*WHAT NEEDS TO BE DONE*. Work out the number of lines containing "triangle". Answer with nothing but that number.

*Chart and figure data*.
__________

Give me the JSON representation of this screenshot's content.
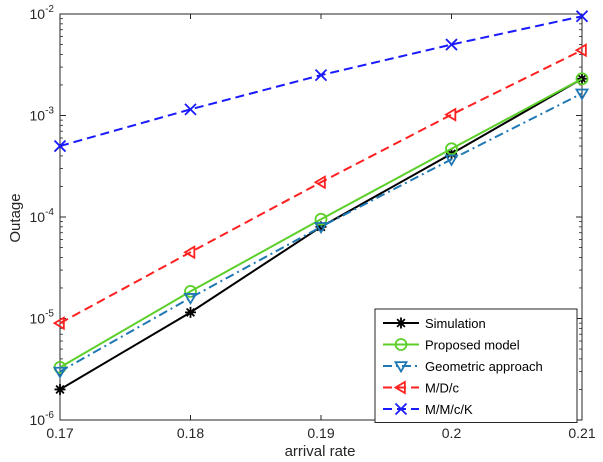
{
  "chart_data": {
    "type": "line",
    "title": "",
    "xlabel": "arrival rate",
    "ylabel": "Outage",
    "yscale": "log",
    "xlim": [
      0.17,
      0.21
    ],
    "ylim": [
      1e-06,
      0.01
    ],
    "x": [
      0.17,
      0.18,
      0.19,
      0.2,
      0.21
    ],
    "x_ticks": [
      "0.17",
      "0.18",
      "0.19",
      "0.2",
      "0.21"
    ],
    "y_ticks": [
      {
        "base": "10",
        "exp": "-6"
      },
      {
        "base": "10",
        "exp": "-5"
      },
      {
        "base": "10",
        "exp": "-4"
      },
      {
        "base": "10",
        "exp": "-3"
      },
      {
        "base": "10",
        "exp": "-2"
      }
    ],
    "grid": false,
    "legend_position": "bottom-right",
    "series": [
      {
        "name": "Simulation",
        "color": "#000000",
        "dash": "solid",
        "marker": "asterisk",
        "values": [
          2e-06,
          1.15e-05,
          8e-05,
          0.00042,
          0.0023
        ]
      },
      {
        "name": "Proposed model",
        "color": "#5ccf2a",
        "dash": "solid",
        "marker": "circle",
        "values": [
          3.3e-06,
          1.85e-05,
          9.5e-05,
          0.00047,
          0.0023
        ]
      },
      {
        "name": "Geometric approach",
        "color": "#1f78b4",
        "dash": "dashdot",
        "marker": "triangle-down",
        "values": [
          3e-06,
          1.6e-05,
          8e-05,
          0.00037,
          0.00165
        ]
      },
      {
        "name": "M/D/c",
        "color": "#ff2020",
        "dash": "dashed",
        "marker": "triangle-left",
        "values": [
          9e-06,
          4.5e-05,
          0.00022,
          0.00102,
          0.0044
        ]
      },
      {
        "name": "M/M/c/K",
        "color": "#1a1aff",
        "dash": "dashed",
        "marker": "x",
        "values": [
          0.0005,
          0.00115,
          0.0025,
          0.005,
          0.0095
        ]
      }
    ]
  }
}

__________

*EXERCISE SOLUTION*. 2